## What is required
Single out the lines of the material that contain "смешанных" and copy them.

Dataset entries
== == ==
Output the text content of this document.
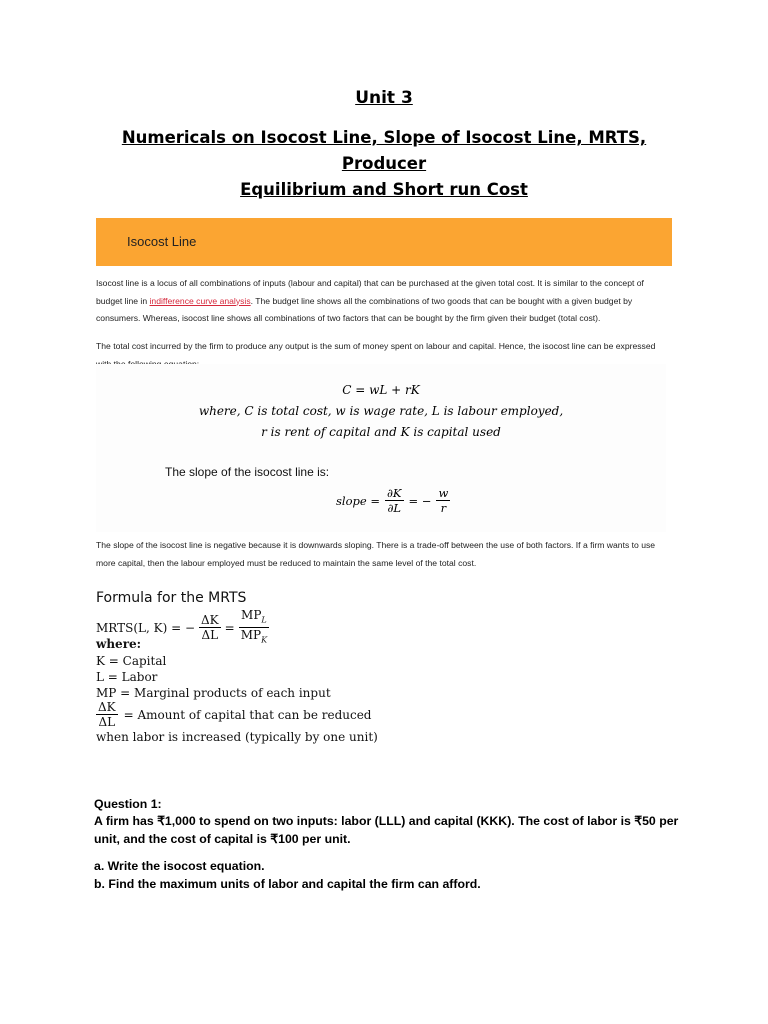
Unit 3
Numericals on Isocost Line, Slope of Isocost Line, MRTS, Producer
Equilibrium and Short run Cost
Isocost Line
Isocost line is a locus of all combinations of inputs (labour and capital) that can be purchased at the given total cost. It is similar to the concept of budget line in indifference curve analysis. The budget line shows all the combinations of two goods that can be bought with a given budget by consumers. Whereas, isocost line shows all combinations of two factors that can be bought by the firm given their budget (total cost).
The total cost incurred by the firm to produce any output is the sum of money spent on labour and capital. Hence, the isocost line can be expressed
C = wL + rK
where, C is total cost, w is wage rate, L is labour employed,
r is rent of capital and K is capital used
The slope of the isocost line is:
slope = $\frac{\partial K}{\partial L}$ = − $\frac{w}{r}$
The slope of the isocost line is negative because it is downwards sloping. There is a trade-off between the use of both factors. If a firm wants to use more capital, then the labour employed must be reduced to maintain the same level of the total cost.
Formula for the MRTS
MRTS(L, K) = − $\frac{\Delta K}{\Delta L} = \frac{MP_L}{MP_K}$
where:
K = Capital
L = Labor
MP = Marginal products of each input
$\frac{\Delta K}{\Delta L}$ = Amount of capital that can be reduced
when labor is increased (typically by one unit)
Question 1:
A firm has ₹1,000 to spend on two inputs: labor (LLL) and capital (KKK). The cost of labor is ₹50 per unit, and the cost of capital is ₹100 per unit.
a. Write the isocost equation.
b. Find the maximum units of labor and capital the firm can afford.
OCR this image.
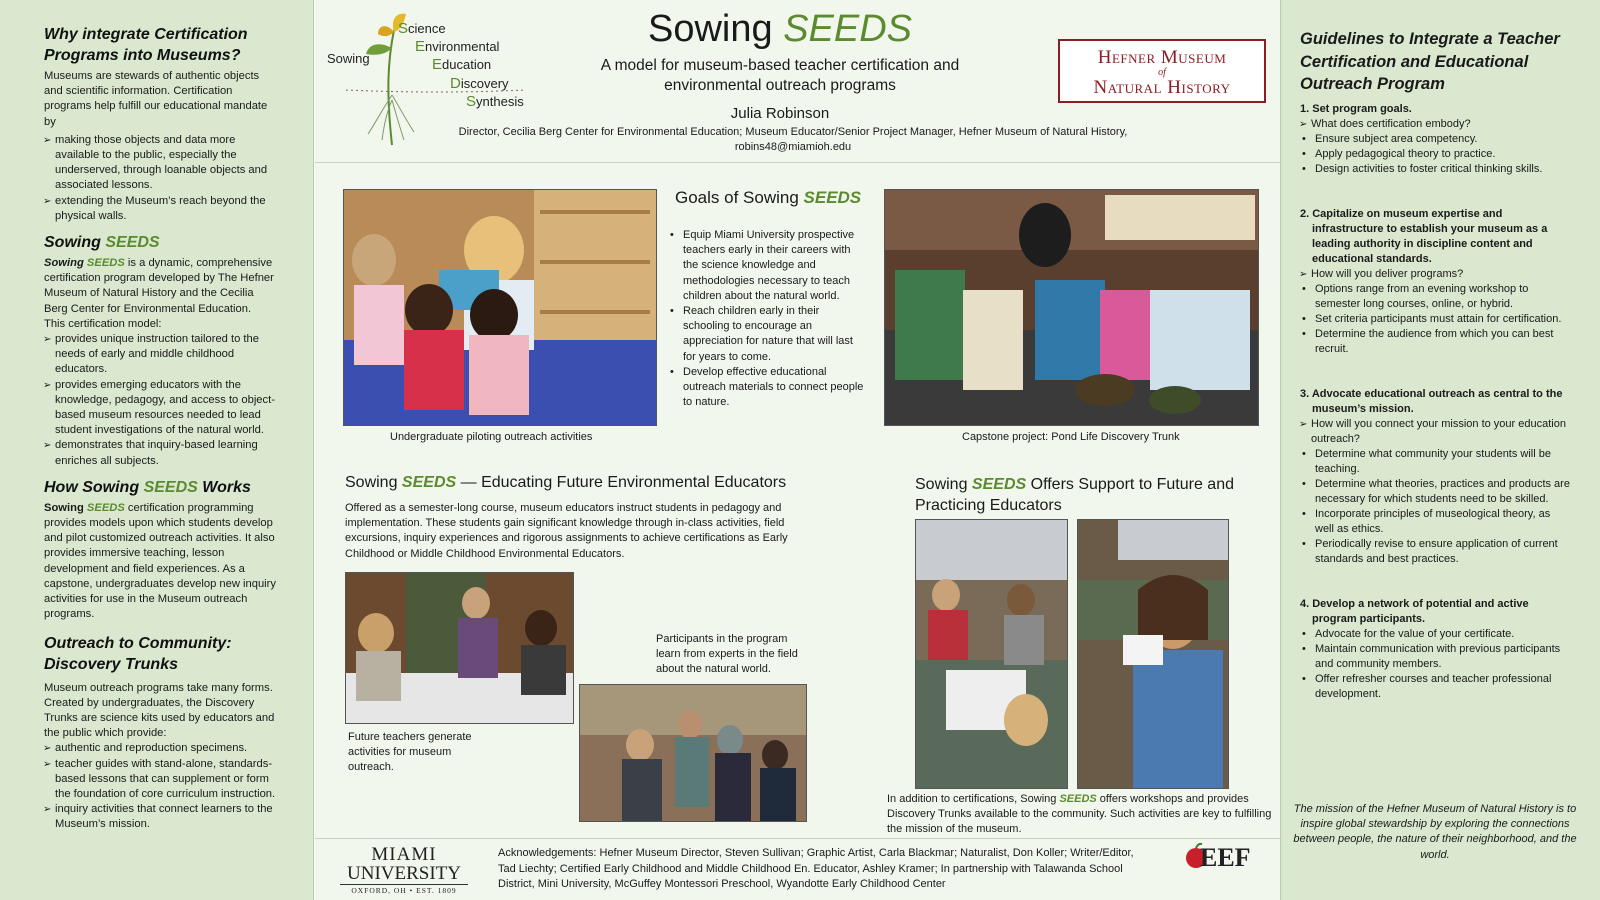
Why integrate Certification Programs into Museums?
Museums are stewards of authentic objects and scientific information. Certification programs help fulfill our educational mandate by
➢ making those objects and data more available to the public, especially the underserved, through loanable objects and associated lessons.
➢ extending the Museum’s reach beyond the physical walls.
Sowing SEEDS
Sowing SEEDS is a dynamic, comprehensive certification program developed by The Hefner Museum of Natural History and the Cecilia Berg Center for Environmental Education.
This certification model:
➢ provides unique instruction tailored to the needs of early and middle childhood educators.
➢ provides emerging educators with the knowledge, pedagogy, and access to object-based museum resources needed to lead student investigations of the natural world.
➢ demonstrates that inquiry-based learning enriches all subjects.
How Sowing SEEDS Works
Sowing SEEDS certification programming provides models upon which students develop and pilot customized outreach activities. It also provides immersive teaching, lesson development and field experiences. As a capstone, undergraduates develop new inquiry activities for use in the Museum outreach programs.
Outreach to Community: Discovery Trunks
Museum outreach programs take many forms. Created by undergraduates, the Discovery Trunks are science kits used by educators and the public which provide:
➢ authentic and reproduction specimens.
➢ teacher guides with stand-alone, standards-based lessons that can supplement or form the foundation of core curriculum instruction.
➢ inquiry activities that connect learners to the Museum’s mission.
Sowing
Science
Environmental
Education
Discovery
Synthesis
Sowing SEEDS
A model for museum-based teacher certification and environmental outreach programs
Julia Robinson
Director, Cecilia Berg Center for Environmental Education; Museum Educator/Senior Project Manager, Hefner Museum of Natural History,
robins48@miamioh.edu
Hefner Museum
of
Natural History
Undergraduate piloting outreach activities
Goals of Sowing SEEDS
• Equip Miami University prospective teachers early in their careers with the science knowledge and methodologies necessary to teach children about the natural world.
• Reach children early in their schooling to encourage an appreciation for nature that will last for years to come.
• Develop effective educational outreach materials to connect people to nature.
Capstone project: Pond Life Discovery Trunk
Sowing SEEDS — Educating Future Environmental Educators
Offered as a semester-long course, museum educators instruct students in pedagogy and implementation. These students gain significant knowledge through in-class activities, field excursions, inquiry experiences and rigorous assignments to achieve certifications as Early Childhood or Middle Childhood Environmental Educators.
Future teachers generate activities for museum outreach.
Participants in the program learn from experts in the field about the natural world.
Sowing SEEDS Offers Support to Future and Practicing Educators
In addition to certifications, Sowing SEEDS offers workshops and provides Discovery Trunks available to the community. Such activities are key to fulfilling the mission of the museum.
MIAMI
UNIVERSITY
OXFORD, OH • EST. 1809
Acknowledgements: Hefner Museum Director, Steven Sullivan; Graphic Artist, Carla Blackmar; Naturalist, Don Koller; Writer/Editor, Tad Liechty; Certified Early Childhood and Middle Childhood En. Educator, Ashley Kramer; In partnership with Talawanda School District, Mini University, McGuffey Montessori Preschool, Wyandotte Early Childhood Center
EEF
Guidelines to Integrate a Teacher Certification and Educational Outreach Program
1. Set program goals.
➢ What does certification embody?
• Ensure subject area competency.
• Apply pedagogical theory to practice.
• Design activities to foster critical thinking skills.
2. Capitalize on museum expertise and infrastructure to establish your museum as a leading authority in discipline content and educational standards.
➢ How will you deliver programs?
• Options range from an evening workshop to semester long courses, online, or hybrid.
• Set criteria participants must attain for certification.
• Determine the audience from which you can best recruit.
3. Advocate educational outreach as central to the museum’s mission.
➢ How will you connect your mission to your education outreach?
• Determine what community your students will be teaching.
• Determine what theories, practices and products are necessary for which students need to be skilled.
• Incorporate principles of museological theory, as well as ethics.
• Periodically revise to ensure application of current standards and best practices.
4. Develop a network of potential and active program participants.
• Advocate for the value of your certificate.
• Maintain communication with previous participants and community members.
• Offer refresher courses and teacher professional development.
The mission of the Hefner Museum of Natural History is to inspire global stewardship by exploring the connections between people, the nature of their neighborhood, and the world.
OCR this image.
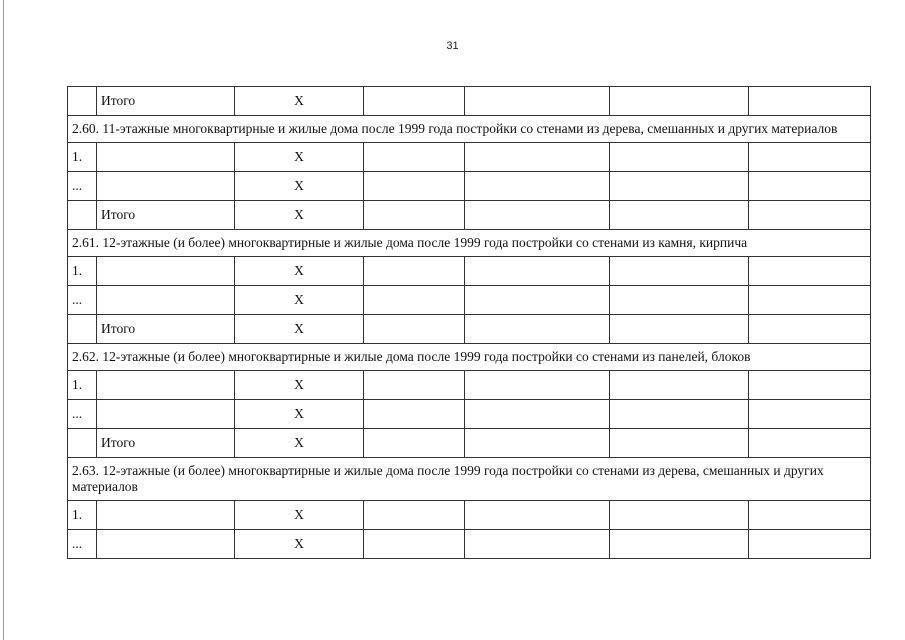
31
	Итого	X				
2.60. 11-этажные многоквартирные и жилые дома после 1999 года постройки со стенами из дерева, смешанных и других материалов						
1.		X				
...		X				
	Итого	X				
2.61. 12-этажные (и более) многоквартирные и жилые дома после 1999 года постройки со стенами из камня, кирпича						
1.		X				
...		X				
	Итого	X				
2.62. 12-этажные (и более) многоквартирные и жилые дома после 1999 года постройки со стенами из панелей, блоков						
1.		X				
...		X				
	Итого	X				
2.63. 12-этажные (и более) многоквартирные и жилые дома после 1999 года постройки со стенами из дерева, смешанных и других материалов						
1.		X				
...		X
== == ==
## Correct answer
2.60. 11-этажные многоквартирные и жилые дома после 1999 года постройки со стенами из дерева, смешанных и других материалов						
2.63. 12-этажные (и более) многоквартирные и жилые дома после 1999 года постройки со стенами из дерева, смешанных и других материалов						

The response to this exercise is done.